• What the exercise asks
Count how many lines of the material hold "place". Respond with that number alone.

(Extracted records)
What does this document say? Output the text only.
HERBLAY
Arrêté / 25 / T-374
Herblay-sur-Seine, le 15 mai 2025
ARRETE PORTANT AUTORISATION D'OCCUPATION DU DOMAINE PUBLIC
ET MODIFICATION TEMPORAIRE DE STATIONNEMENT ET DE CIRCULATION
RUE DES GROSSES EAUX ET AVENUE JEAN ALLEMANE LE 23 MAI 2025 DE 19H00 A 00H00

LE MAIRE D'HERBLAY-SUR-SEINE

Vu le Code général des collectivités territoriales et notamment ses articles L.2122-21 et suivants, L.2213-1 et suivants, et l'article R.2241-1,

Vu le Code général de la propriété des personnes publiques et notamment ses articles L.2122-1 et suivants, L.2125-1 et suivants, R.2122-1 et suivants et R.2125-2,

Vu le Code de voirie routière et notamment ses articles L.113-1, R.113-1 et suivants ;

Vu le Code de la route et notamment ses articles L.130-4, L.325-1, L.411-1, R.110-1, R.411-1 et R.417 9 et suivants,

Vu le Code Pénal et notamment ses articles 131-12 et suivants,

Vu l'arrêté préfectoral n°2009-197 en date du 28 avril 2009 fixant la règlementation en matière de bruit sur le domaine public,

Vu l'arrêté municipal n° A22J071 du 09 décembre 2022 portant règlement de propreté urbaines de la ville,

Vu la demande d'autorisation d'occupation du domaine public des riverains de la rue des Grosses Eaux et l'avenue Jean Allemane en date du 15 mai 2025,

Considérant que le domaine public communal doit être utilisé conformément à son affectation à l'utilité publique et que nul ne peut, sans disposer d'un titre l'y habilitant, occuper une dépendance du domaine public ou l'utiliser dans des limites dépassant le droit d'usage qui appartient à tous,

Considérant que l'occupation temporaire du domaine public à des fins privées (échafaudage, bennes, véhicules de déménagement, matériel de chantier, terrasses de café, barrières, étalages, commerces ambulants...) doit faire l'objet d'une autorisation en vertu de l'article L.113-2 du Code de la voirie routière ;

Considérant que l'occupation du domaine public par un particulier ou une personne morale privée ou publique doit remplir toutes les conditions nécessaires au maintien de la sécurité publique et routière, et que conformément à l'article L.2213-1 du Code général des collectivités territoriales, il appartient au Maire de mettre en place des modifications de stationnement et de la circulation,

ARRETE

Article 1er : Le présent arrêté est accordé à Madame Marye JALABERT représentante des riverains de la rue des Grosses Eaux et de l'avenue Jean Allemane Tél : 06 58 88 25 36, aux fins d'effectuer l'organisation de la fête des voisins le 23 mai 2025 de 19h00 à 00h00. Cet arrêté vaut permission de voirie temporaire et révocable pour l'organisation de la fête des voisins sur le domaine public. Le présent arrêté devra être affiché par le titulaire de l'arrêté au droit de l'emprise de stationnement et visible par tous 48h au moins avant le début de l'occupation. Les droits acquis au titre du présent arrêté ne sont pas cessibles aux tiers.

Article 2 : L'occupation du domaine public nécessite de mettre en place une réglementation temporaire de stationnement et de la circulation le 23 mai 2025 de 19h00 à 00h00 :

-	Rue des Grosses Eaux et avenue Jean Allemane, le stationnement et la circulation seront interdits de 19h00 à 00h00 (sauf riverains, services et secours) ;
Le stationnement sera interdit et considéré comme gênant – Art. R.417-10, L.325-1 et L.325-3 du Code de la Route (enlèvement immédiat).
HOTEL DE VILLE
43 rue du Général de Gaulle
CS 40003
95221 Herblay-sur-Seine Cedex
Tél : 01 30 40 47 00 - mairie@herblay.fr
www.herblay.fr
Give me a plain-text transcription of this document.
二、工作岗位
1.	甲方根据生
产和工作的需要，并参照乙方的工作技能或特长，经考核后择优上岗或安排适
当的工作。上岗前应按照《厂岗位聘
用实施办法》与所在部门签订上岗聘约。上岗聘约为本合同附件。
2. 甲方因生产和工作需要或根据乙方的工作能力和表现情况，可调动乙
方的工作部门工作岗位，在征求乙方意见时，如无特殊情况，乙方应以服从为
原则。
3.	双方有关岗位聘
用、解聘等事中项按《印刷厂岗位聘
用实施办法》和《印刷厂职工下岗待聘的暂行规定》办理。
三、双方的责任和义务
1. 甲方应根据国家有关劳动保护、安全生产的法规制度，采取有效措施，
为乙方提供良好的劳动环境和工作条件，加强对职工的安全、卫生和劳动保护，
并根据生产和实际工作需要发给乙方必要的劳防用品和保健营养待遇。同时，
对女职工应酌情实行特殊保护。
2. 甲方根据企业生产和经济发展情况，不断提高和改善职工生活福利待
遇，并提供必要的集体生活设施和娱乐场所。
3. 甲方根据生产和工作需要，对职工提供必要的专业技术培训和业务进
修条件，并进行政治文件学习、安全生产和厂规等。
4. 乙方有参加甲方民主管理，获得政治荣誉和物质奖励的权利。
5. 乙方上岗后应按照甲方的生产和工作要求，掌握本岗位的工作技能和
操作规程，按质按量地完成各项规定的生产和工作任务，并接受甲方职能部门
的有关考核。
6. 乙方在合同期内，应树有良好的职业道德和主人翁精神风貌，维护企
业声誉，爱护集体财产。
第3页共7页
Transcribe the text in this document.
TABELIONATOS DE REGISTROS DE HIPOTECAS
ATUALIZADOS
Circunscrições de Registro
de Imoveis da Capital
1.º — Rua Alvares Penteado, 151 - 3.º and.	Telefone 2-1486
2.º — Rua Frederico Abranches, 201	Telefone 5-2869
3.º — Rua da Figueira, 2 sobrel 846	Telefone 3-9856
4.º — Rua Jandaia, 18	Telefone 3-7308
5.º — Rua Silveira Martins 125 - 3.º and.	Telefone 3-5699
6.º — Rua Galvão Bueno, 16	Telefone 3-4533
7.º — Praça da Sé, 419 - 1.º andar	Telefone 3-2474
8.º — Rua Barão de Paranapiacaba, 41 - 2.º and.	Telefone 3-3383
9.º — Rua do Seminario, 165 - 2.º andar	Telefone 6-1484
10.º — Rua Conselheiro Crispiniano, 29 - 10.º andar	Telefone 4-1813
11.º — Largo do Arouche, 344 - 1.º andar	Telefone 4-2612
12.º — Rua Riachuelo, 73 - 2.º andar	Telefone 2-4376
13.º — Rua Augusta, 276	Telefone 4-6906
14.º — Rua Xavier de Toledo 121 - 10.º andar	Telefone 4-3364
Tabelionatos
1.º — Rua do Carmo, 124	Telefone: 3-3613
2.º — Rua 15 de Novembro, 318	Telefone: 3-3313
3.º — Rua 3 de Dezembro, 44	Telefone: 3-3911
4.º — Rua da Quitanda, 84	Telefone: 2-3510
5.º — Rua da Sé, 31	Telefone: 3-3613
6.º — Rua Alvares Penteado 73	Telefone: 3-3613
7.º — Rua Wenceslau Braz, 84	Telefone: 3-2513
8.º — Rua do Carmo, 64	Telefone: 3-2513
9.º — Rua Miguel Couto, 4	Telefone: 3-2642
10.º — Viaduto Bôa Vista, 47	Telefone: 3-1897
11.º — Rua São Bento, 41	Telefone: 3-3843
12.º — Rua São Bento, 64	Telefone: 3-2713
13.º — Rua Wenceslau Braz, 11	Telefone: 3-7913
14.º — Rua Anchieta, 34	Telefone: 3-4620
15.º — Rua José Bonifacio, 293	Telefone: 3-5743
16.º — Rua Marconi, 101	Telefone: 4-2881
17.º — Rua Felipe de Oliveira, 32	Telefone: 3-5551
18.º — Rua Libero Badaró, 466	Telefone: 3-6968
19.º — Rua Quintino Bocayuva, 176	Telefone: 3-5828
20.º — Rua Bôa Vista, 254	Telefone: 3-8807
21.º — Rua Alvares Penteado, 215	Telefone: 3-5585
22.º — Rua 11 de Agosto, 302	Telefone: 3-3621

• Solution for this problem
2